What this task involves. Compile every line that includes the word "不宜追涨".

## Start Records for the exercise

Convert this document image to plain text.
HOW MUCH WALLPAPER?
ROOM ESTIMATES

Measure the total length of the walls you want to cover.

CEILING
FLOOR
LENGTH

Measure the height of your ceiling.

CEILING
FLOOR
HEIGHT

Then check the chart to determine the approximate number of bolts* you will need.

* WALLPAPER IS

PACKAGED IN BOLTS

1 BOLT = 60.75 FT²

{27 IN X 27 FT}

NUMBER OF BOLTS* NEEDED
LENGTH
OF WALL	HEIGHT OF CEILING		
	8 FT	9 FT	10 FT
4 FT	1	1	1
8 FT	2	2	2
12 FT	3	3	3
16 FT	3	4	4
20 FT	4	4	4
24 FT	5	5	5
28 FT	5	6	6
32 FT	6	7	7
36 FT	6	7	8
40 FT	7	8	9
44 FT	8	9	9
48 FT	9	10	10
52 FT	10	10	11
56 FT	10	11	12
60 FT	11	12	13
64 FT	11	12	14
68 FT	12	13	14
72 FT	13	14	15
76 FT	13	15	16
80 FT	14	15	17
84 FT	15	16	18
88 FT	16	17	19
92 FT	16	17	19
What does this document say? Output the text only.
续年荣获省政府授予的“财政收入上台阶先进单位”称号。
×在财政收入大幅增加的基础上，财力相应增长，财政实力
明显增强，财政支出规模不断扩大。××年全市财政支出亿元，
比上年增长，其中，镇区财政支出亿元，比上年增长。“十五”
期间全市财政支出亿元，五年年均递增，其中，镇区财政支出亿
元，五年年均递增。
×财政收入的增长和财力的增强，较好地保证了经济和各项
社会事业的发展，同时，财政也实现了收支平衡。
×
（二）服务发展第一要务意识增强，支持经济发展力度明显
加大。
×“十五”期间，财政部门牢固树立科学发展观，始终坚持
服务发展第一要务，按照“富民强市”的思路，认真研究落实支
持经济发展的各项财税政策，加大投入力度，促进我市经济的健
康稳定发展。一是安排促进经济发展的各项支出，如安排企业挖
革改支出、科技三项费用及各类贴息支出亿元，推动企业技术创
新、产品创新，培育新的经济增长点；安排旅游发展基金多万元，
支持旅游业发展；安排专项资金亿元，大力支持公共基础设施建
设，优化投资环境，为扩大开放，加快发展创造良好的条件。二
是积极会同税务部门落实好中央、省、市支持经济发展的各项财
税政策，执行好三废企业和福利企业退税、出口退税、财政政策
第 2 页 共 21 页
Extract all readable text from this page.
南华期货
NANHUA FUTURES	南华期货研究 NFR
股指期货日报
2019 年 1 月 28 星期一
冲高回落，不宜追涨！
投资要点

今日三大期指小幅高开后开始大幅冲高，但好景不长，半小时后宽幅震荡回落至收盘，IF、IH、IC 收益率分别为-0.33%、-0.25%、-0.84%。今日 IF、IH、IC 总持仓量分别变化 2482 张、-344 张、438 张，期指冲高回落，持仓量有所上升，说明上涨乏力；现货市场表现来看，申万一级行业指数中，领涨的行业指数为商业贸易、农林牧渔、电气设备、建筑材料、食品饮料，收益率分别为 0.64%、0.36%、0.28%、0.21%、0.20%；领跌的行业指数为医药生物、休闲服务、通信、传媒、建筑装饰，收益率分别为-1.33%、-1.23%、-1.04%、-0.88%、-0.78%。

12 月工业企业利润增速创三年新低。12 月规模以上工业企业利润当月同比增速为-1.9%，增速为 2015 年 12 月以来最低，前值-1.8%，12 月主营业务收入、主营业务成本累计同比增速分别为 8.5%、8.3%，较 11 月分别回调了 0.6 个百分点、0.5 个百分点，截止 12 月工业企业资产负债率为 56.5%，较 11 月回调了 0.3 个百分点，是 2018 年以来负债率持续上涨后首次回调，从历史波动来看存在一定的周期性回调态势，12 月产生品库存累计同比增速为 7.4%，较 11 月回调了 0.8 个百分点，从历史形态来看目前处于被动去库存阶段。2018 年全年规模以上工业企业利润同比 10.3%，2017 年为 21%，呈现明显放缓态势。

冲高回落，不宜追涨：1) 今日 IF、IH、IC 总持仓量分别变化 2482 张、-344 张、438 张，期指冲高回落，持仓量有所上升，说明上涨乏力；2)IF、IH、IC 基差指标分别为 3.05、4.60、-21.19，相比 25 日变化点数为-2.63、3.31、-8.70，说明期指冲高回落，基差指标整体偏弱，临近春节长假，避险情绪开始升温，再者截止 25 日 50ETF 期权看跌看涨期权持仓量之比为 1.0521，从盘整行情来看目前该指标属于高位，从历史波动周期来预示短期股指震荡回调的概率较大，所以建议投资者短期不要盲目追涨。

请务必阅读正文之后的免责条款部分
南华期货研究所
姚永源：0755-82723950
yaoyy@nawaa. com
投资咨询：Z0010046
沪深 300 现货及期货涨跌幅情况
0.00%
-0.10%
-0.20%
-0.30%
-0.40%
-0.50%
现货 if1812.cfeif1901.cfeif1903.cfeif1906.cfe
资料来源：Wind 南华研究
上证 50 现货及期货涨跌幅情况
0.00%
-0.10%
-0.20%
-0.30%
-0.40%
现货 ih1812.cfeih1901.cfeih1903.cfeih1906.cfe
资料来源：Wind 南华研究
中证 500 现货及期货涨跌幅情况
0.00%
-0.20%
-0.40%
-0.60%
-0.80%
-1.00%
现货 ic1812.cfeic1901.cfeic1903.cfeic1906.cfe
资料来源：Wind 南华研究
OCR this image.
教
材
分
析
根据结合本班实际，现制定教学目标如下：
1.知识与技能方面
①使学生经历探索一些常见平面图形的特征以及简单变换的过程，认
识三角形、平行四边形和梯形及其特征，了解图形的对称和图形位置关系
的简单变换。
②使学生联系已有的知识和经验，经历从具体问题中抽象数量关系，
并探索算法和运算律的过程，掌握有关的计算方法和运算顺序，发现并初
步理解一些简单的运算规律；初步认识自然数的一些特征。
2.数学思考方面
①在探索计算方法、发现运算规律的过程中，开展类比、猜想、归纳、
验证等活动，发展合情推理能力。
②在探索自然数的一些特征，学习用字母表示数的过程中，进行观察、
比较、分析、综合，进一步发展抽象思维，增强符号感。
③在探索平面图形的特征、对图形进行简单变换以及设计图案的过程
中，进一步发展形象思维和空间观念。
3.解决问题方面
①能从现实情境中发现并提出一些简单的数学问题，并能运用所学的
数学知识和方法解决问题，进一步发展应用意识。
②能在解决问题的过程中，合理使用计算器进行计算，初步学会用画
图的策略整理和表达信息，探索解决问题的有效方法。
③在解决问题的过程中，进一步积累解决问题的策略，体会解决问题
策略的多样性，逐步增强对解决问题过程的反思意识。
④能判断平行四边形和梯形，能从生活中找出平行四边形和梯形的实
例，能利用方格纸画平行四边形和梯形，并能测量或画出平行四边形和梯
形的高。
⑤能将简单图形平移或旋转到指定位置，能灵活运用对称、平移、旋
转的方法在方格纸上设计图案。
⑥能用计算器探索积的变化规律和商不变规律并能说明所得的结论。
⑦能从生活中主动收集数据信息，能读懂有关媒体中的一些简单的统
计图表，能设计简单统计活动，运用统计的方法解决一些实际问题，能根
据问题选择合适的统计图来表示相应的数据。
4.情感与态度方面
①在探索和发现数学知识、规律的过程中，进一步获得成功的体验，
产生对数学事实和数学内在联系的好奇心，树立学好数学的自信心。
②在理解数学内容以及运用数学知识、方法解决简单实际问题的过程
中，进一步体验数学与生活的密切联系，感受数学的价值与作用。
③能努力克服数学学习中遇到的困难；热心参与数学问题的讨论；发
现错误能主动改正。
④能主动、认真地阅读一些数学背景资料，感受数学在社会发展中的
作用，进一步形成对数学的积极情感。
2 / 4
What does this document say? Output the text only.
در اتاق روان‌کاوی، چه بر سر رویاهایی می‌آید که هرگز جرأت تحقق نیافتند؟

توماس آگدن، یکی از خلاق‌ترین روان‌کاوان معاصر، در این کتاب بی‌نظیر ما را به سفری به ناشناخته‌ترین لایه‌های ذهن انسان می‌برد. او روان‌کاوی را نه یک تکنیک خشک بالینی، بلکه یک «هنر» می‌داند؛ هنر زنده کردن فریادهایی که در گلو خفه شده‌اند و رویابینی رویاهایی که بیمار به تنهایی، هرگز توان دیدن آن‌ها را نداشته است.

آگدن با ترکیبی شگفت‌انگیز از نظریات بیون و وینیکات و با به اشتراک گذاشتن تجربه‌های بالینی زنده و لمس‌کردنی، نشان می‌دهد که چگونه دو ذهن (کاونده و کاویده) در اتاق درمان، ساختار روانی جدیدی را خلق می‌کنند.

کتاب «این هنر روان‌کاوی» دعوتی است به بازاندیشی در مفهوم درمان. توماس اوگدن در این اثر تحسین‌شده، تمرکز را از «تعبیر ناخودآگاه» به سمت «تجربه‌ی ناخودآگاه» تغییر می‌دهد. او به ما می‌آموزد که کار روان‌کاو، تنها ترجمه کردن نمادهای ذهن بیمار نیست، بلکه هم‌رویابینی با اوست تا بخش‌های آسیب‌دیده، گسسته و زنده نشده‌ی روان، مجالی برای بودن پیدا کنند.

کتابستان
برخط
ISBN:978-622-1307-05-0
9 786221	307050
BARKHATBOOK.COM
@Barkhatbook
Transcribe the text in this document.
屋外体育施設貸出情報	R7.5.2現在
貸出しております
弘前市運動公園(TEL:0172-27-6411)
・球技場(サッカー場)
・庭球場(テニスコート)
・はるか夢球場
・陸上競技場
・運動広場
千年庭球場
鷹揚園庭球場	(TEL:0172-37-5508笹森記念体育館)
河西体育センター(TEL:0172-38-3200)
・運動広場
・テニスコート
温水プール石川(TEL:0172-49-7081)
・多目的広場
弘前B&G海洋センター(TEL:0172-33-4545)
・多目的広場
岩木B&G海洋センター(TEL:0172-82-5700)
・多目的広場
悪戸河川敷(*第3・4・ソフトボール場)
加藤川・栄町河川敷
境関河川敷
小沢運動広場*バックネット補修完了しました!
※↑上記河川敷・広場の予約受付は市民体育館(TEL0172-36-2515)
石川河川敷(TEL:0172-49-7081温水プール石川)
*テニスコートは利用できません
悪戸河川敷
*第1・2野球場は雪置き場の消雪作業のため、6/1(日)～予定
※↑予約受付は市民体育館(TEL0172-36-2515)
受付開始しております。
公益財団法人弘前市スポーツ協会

## End Records for the exercise

Problem solution.
冲高回落，不宜追涨！
冲高回落，不宜追涨：1) 今日 IF、IH、IC 总持仓量分别变化 2482 张、-344 张、438 张，期指冲高回落，持仓量有所上升，说明上涨乏力；2)IF、IH、IC 基差指标分别为 3.05、4.60、-21.19，相比 25 日变化点数为-2.63、3.31、-8.70，说明期指冲高回落，基差指标整体偏弱，临近春节长假，避险情绪开始升温，再者截止 25 日 50ETF 期权看跌看涨期权持仓量之比为 1.0521，从盘整行情来看目前该指标属于高位，从历史波动周期来预示短期股指震荡回调的概率较大，所以建议投资者短期不要盲目追涨。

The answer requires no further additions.